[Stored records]
....

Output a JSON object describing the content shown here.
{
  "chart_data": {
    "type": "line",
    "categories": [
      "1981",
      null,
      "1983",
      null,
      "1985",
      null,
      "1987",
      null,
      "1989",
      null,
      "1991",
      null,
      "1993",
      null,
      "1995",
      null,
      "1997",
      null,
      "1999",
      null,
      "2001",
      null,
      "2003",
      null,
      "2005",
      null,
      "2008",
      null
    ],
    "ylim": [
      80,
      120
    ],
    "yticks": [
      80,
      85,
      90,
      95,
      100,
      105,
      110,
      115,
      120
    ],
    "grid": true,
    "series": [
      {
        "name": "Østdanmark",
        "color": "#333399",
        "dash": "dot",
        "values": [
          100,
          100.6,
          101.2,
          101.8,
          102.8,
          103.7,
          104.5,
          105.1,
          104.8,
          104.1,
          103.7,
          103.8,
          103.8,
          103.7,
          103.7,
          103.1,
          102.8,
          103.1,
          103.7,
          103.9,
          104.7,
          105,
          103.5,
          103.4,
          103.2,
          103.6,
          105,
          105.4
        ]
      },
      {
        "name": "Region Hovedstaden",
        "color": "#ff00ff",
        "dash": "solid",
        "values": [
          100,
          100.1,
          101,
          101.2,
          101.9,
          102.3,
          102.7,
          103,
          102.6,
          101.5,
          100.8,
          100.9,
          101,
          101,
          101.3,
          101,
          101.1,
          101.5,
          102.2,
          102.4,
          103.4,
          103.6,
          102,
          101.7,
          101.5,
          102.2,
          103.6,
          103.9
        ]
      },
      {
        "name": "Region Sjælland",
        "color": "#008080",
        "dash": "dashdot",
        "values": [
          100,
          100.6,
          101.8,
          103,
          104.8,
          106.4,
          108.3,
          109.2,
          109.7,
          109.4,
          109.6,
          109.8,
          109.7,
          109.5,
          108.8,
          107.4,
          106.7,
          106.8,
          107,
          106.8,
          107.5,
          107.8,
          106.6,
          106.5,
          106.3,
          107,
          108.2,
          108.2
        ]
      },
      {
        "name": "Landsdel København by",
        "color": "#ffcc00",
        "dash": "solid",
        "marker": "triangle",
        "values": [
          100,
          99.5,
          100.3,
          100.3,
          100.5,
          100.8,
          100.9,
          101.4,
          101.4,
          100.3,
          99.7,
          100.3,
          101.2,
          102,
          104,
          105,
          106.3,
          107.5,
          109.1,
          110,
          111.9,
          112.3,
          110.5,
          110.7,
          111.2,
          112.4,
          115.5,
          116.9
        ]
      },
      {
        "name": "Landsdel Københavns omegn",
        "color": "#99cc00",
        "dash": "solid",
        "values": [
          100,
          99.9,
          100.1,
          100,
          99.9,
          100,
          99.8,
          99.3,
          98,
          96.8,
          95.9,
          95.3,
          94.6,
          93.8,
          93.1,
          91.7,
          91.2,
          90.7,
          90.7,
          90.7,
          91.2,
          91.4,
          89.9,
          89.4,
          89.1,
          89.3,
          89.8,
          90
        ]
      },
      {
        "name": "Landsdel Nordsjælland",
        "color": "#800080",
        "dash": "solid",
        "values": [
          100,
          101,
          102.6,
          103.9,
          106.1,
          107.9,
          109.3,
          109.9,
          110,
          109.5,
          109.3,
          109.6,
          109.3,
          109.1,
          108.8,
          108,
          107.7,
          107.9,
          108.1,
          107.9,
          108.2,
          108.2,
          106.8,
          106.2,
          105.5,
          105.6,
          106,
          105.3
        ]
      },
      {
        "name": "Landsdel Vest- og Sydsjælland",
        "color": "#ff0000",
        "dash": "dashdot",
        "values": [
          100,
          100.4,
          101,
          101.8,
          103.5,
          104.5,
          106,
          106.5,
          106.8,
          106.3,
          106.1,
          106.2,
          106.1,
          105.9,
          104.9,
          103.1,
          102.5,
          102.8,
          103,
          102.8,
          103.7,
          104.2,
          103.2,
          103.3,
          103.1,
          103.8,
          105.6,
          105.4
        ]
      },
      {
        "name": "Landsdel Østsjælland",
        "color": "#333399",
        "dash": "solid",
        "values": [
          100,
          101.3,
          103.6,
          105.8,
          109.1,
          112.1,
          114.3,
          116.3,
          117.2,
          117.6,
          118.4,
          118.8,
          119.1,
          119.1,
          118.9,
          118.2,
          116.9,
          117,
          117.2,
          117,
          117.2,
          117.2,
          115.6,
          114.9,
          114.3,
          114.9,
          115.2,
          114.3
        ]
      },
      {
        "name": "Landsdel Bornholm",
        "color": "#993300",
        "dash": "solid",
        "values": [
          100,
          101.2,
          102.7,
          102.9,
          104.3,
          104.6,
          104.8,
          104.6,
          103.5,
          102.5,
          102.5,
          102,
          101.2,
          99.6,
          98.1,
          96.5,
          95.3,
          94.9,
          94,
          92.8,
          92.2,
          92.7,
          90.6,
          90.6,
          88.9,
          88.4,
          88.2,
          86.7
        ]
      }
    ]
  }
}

....

◆ **GIVEN TASK**: Your task is to list each line of the records with the word "Landsdel".

◆ **EXERCISE RESPONSE**:
        "name": "Landsdel København by",
        "name": "Landsdel Københavns omegn",
        "name": "Landsdel Nordsjælland",
        "name": "Landsdel Vest- og Sydsjælland",
        "name": "Landsdel Østsjælland",
        "name": "Landsdel Bornholm",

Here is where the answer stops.